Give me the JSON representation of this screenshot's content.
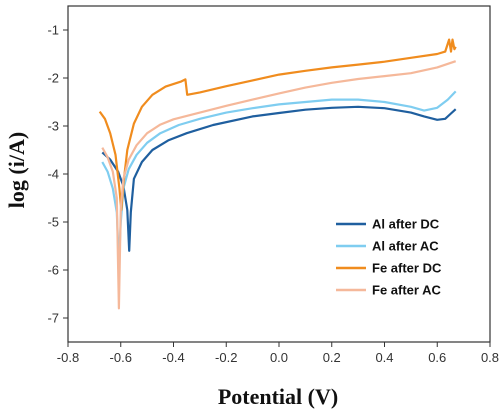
{
  "chart_data": {
    "type": "line",
    "title": "",
    "xlabel": "Potential (V)",
    "ylabel": "log (i/A)",
    "xlim": [
      -0.8,
      0.8
    ],
    "ylim": [
      -7.5,
      -0.5
    ],
    "xticks": [
      "-0.8",
      "-0.6",
      "-0.4",
      "-0.2",
      "0.0",
      "0.2",
      "0.4",
      "0.6",
      "0.8"
    ],
    "yticks": [
      "-1",
      "-2",
      "-3",
      "-4",
      "-5",
      "-6",
      "-7"
    ],
    "grid": false,
    "legend_position": "bottom-right",
    "series": [
      {
        "name": "Al after DC",
        "color": "#1f5f9f",
        "points": [
          [
            -0.67,
            -3.55
          ],
          [
            -0.64,
            -3.7
          ],
          [
            -0.61,
            -3.95
          ],
          [
            -0.59,
            -4.25
          ],
          [
            -0.575,
            -4.75
          ],
          [
            -0.568,
            -5.6
          ],
          [
            -0.562,
            -4.8
          ],
          [
            -0.55,
            -4.1
          ],
          [
            -0.52,
            -3.75
          ],
          [
            -0.48,
            -3.5
          ],
          [
            -0.42,
            -3.3
          ],
          [
            -0.35,
            -3.15
          ],
          [
            -0.25,
            -2.98
          ],
          [
            -0.1,
            -2.8
          ],
          [
            0.0,
            -2.73
          ],
          [
            0.1,
            -2.66
          ],
          [
            0.2,
            -2.62
          ],
          [
            0.3,
            -2.6
          ],
          [
            0.4,
            -2.63
          ],
          [
            0.5,
            -2.72
          ],
          [
            0.55,
            -2.8
          ],
          [
            0.6,
            -2.87
          ],
          [
            0.63,
            -2.85
          ],
          [
            0.65,
            -2.75
          ],
          [
            0.67,
            -2.65
          ]
        ]
      },
      {
        "name": "Al after AC",
        "color": "#7fcdf0",
        "points": [
          [
            -0.67,
            -3.75
          ],
          [
            -0.65,
            -3.95
          ],
          [
            -0.63,
            -4.3
          ],
          [
            -0.615,
            -4.8
          ],
          [
            -0.607,
            -5.85
          ],
          [
            -0.6,
            -5.0
          ],
          [
            -0.59,
            -4.3
          ],
          [
            -0.57,
            -3.9
          ],
          [
            -0.54,
            -3.6
          ],
          [
            -0.5,
            -3.35
          ],
          [
            -0.45,
            -3.15
          ],
          [
            -0.38,
            -2.98
          ],
          [
            -0.3,
            -2.85
          ],
          [
            -0.2,
            -2.72
          ],
          [
            -0.1,
            -2.63
          ],
          [
            0.0,
            -2.55
          ],
          [
            0.1,
            -2.5
          ],
          [
            0.2,
            -2.45
          ],
          [
            0.3,
            -2.45
          ],
          [
            0.4,
            -2.5
          ],
          [
            0.5,
            -2.6
          ],
          [
            0.55,
            -2.68
          ],
          [
            0.6,
            -2.62
          ],
          [
            0.64,
            -2.45
          ],
          [
            0.67,
            -2.28
          ]
        ]
      },
      {
        "name": "Fe after DC",
        "color": "#f08c1e",
        "points": [
          [
            -0.68,
            -2.7
          ],
          [
            -0.66,
            -2.85
          ],
          [
            -0.64,
            -3.15
          ],
          [
            -0.62,
            -3.6
          ],
          [
            -0.605,
            -4.3
          ],
          [
            -0.598,
            -4.75
          ],
          [
            -0.59,
            -4.2
          ],
          [
            -0.575,
            -3.5
          ],
          [
            -0.55,
            -2.95
          ],
          [
            -0.52,
            -2.6
          ],
          [
            -0.48,
            -2.35
          ],
          [
            -0.43,
            -2.18
          ],
          [
            -0.37,
            -2.07
          ],
          [
            -0.355,
            -2.03
          ],
          [
            -0.348,
            -2.35
          ],
          [
            -0.3,
            -2.3
          ],
          [
            -0.2,
            -2.17
          ],
          [
            -0.1,
            -2.05
          ],
          [
            0.0,
            -1.93
          ],
          [
            0.1,
            -1.85
          ],
          [
            0.2,
            -1.78
          ],
          [
            0.3,
            -1.72
          ],
          [
            0.4,
            -1.66
          ],
          [
            0.5,
            -1.58
          ],
          [
            0.6,
            -1.5
          ],
          [
            0.63,
            -1.45
          ],
          [
            0.645,
            -1.2
          ],
          [
            0.652,
            -1.45
          ],
          [
            0.658,
            -1.2
          ],
          [
            0.665,
            -1.4
          ],
          [
            0.67,
            -1.35
          ]
        ]
      },
      {
        "name": "Fe after AC",
        "color": "#f5b89a",
        "points": [
          [
            -0.67,
            -3.45
          ],
          [
            -0.65,
            -3.65
          ],
          [
            -0.63,
            -3.95
          ],
          [
            -0.615,
            -4.5
          ],
          [
            -0.607,
            -6.8
          ],
          [
            -0.6,
            -4.7
          ],
          [
            -0.59,
            -4.1
          ],
          [
            -0.57,
            -3.7
          ],
          [
            -0.54,
            -3.4
          ],
          [
            -0.5,
            -3.15
          ],
          [
            -0.45,
            -2.97
          ],
          [
            -0.4,
            -2.86
          ],
          [
            -0.3,
            -2.72
          ],
          [
            -0.2,
            -2.58
          ],
          [
            -0.1,
            -2.45
          ],
          [
            0.0,
            -2.32
          ],
          [
            0.1,
            -2.2
          ],
          [
            0.2,
            -2.1
          ],
          [
            0.3,
            -2.02
          ],
          [
            0.4,
            -1.96
          ],
          [
            0.5,
            -1.9
          ],
          [
            0.6,
            -1.78
          ],
          [
            0.67,
            -1.65
          ]
        ]
      }
    ]
  }
}
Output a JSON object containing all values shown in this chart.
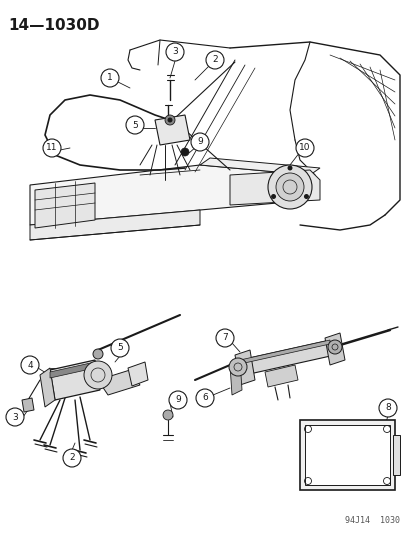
{
  "title": "14—1030D",
  "subtitle_code": "94J14  1030",
  "bg": "#ffffff",
  "lc": "#1a1a1a",
  "fig_w": 4.14,
  "fig_h": 5.33,
  "dpi": 100
}
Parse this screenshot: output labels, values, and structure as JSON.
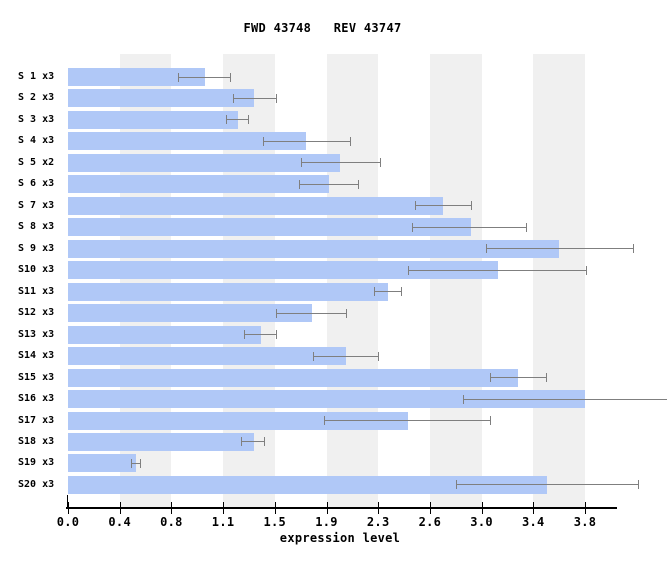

◆ **Problem requirements**
Can you retype every record above exactly, leaving out the pictures?

◆ **The reply**
Give me the JSON representation of this screenshot's content.
{
  "chart_data": {
    "type": "line",
    "title": "",
    "xlabel": "Potential (V)",
    "ylabel": "log (i/A)",
    "xlim": [
      -0.8,
      0.8
    ],
    "ylim": [
      -7.5,
      -0.5
    ],
    "xticks": [
      "-0.8",
      "-0.6",
      "-0.4",
      "-0.2",
      "0.0",
      "0.2",
      "0.4",
      "0.6",
      "0.8"
    ],
    "yticks": [
      "-1",
      "-2",
      "-3",
      "-4",
      "-5",
      "-6",
      "-7"
    ],
    "grid": false,
    "legend_position": "bottom-right",
    "series": [
      {
        "name": "Al after DC",
        "color": "#1f5f9f",
        "points": [
          [
            -0.67,
            -3.55
          ],
          [
            -0.64,
            -3.7
          ],
          [
            -0.61,
            -3.95
          ],
          [
            -0.59,
            -4.25
          ],
          [
            -0.575,
            -4.75
          ],
          [
            -0.568,
            -5.6
          ],
          [
            -0.562,
            -4.8
          ],
          [
            -0.55,
            -4.1
          ],
          [
            -0.52,
            -3.75
          ],
          [
            -0.48,
            -3.5
          ],
          [
            -0.42,
            -3.3
          ],
          [
            -0.35,
            -3.15
          ],
          [
            -0.25,
            -2.98
          ],
          [
            -0.1,
            -2.8
          ],
          [
            0.0,
            -2.73
          ],
          [
            0.1,
            -2.66
          ],
          [
            0.2,
            -2.62
          ],
          [
            0.3,
            -2.6
          ],
          [
            0.4,
            -2.63
          ],
          [
            0.5,
            -2.72
          ],
          [
            0.55,
            -2.8
          ],
          [
            0.6,
            -2.87
          ],
          [
            0.63,
            -2.85
          ],
          [
            0.65,
            -2.75
          ],
          [
            0.67,
            -2.65
          ]
        ]
      },
      {
        "name": "Al after AC",
        "color": "#7fcdf0",
        "points": [
          [
            -0.67,
            -3.75
          ],
          [
            -0.65,
            -3.95
          ],
          [
            -0.63,
            -4.3
          ],
          [
            -0.615,
            -4.8
          ],
          [
            -0.607,
            -5.85
          ],
          [
            -0.6,
            -5.0
          ],
          [
            -0.59,
            -4.3
          ],
          [
            -0.57,
            -3.9
          ],
          [
            -0.54,
            -3.6
          ],
          [
            -0.5,
            -3.35
          ],
          [
            -0.45,
            -3.15
          ],
          [
            -0.38,
            -2.98
          ],
          [
            -0.3,
            -2.85
          ],
          [
            -0.2,
            -2.72
          ],
          [
            -0.1,
            -2.63
          ],
          [
            0.0,
            -2.55
          ],
          [
            0.1,
            -2.5
          ],
          [
            0.2,
            -2.45
          ],
          [
            0.3,
            -2.45
          ],
          [
            0.4,
            -2.5
          ],
          [
            0.5,
            -2.6
          ],
          [
            0.55,
            -2.68
          ],
          [
            0.6,
            -2.62
          ],
          [
            0.64,
            -2.45
          ],
          [
            0.67,
            -2.28
          ]
        ]
      },
      {
        "name": "Fe after DC",
        "color": "#f08c1e",
        "points": [
          [
            -0.68,
            -2.7
          ],
          [
            -0.66,
            -2.85
          ],
          [
            -0.64,
            -3.15
          ],
          [
            -0.62,
            -3.6
          ],
          [
            -0.605,
            -4.3
          ],
          [
            -0.598,
            -4.75
          ],
          [
            -0.59,
            -4.2
          ],
          [
            -0.575,
            -3.5
          ],
          [
            -0.55,
            -2.95
          ],
          [
            -0.52,
            -2.6
          ],
          [
            -0.48,
            -2.35
          ],
          [
            -0.43,
            -2.18
          ],
          [
            -0.37,
            -2.07
          ],
          [
            -0.355,
            -2.03
          ],
          [
            -0.348,
            -2.35
          ],
          [
            -0.3,
            -2.3
          ],
          [
            -0.2,
            -2.17
          ],
          [
            -0.1,
            -2.05
          ],
          [
            0.0,
            -1.93
          ],
          [
            0.1,
            -1.85
          ],
          [
            0.2,
            -1.78
          ],
          [
            0.3,
            -1.72
          ],
          [
            0.4,
            -1.66
          ],
          [
            0.5,
            -1.58
          ],
          [
            0.6,
            -1.5
          ],
          [
            0.63,
            -1.45
          ],
          [
            0.645,
            -1.2
          ],
          [
            0.652,
            -1.45
          ],
          [
            0.658,
            -1.2
          ],
          [
            0.665,
            -1.4
          ],
          [
            0.67,
            -1.35
          ]
        ]
      },
      {
        "name": "Fe after AC",
        "color": "#f5b89a",
        "points": [
          [
            -0.67,
            -3.45
          ],
          [
            -0.65,
            -3.65
          ],
          [
            -0.63,
            -3.95
          ],
          [
            -0.615,
            -4.5
          ],
          [
            -0.607,
            -6.8
          ],
          [
            -0.6,
            -4.7
          ],
          [
            -0.59,
            -4.1
          ],
          [
            -0.57,
            -3.7
          ],
          [
            -0.54,
            -3.4
          ],
          [
            -0.5,
            -3.15
          ],
          [
            -0.45,
            -2.97
          ],
          [
            -0.4,
            -2.86
          ],
          [
            -0.3,
            -2.72
          ],
          [
            -0.2,
            -2.58
          ],
          [
            -0.1,
            -2.45
          ],
          [
            0.0,
            -2.32
          ],
          [
            0.1,
            -2.2
          ],
          [
            0.2,
            -2.1
          ],
          [
            0.3,
            -2.02
          ],
          [
            0.4,
            -1.96
          ],
          [
            0.5,
            -1.9
          ],
          [
            0.6,
            -1.78
          ],
          [
            0.67,
            -1.65
          ]
        ]
      }
    ]
  }
}
Output a JSON object containing all values shown in this chart.
{
  "title": "14—1030D",
  "subtitle_code": "94J14  1030",
  "bg": "#ffffff",
  "lc": "#1a1a1a",
  "fig_w": 4.14,
  "fig_h": 5.33,
  "dpi": 100
}
Parse this screenshot: output labels, values, and structure as JSON.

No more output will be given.